▶ **Your task**: Each line containing the word "marker" must be collected.

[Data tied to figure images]
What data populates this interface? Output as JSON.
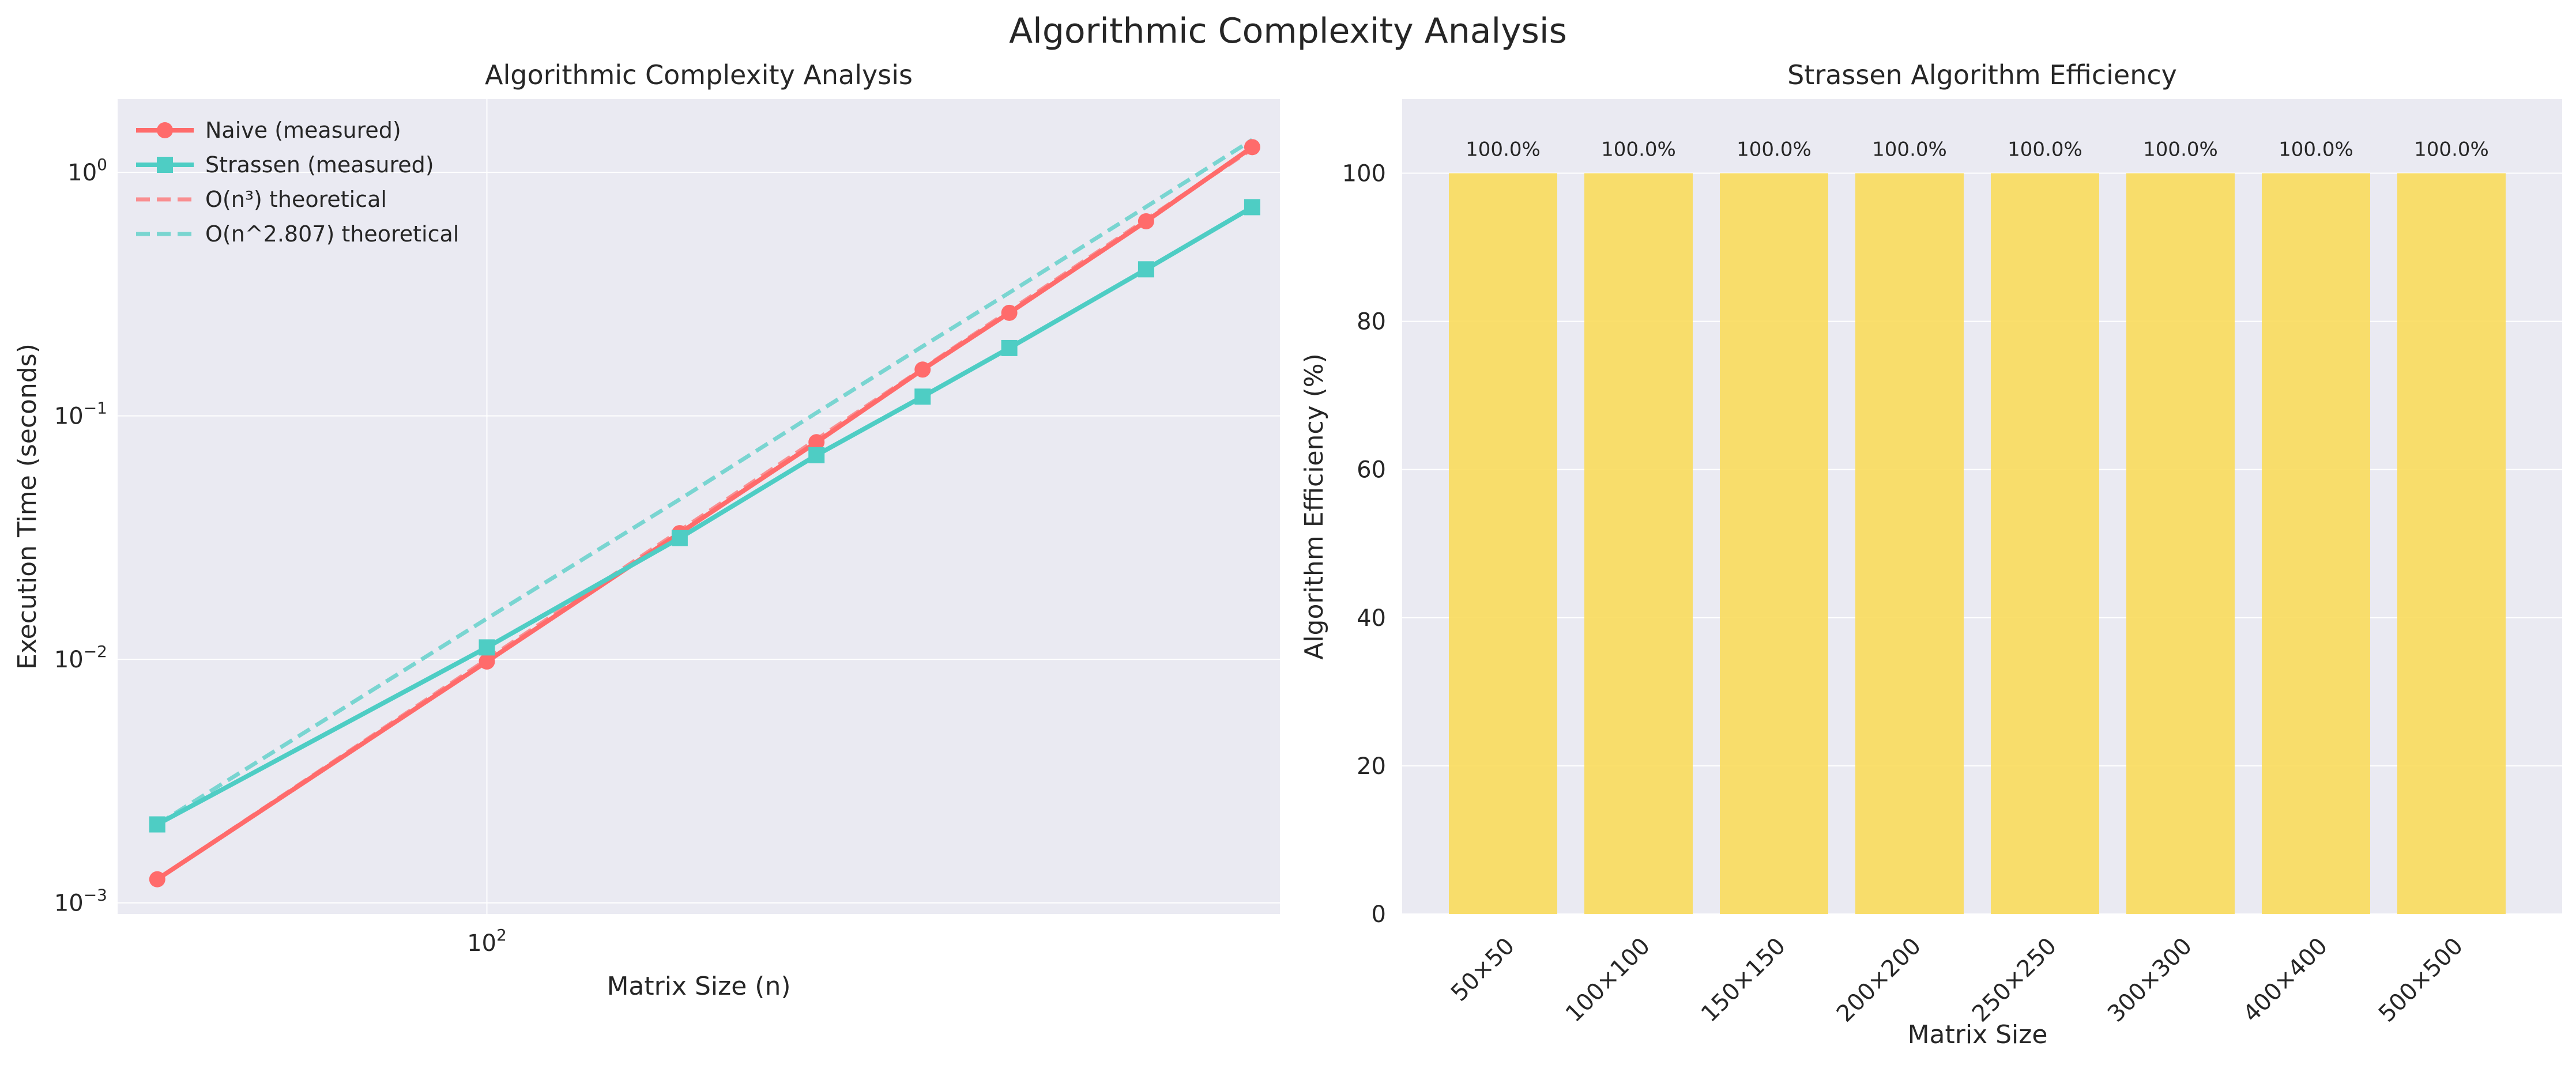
{
  "suptitle": "Algorithmic Complexity Analysis",
  "chart_data": [
    {
      "type": "line",
      "title": "Algorithmic Complexity Analysis",
      "xlabel": "Matrix Size (n)",
      "ylabel": "Execution Time (seconds)",
      "xscale": "log",
      "yscale": "log",
      "xlim": [
        46,
        530
      ],
      "ylim": [
        0.0009,
        2.0
      ],
      "x_ticks": [
        {
          "value": 100,
          "base": "10",
          "exp": "2"
        }
      ],
      "y_ticks": [
        {
          "value": 0.001,
          "base": "10",
          "exp": "−3"
        },
        {
          "value": 0.01,
          "base": "10",
          "exp": "−2"
        },
        {
          "value": 0.1,
          "base": "10",
          "exp": "−1"
        },
        {
          "value": 1,
          "base": "10",
          "exp": "0"
        }
      ],
      "grid": true,
      "legend_position": "upper-left",
      "series": [
        {
          "name": "Naive (measured)",
          "color": "#ff6b6b",
          "style": "solid",
          "marker": "circle",
          "x": [
            50,
            100,
            150,
            200,
            250,
            300,
            400,
            500
          ],
          "y": [
            0.00125,
            0.0098,
            0.033,
            0.078,
            0.155,
            0.265,
            0.63,
            1.27
          ]
        },
        {
          "name": "Strassen (measured)",
          "color": "#4ecdc4",
          "style": "solid",
          "marker": "square",
          "x": [
            50,
            100,
            150,
            200,
            250,
            300,
            400,
            500
          ],
          "y": [
            0.0021,
            0.0112,
            0.0315,
            0.069,
            0.12,
            0.19,
            0.4,
            0.72
          ]
        },
        {
          "name": "O(n³) theoretical",
          "color": "#ff6b6b",
          "style": "dashed",
          "marker": "none",
          "x": [
            50,
            100,
            150,
            200,
            250,
            300,
            400,
            500
          ],
          "y": [
            0.00125,
            0.01,
            0.03375,
            0.08,
            0.15625,
            0.27,
            0.64,
            1.25
          ]
        },
        {
          "name": "O(n^2.807) theoretical",
          "color": "#4ecdc4",
          "style": "dashed",
          "marker": "none",
          "x": [
            50,
            100,
            150,
            200,
            250,
            300,
            400,
            500
          ],
          "y": [
            0.0021,
            0.01471,
            0.04542,
            0.103,
            0.193,
            0.3206,
            0.7221,
            1.3607
          ]
        }
      ]
    },
    {
      "type": "bar",
      "title": "Strassen Algorithm Efficiency",
      "xlabel": "Matrix Size",
      "ylabel": "Algorithm Efficiency (%)",
      "ylim": [
        0,
        110
      ],
      "y_ticks": [
        0,
        20,
        40,
        60,
        80,
        100
      ],
      "grid": true,
      "bar_color": "#f9dc5c",
      "categories": [
        "50×50",
        "100×100",
        "150×150",
        "200×200",
        "250×250",
        "300×300",
        "400×400",
        "500×500"
      ],
      "values": [
        100,
        100,
        100,
        100,
        100,
        100,
        100,
        100
      ],
      "data_labels": [
        "100.0%",
        "100.0%",
        "100.0%",
        "100.0%",
        "100.0%",
        "100.0%",
        "100.0%",
        "100.0%"
      ]
    }
  ]
}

▶ **Solution to this exercise**:
          "marker": "circle",
          "marker": "square",
          "marker": "none",
          "marker": "none",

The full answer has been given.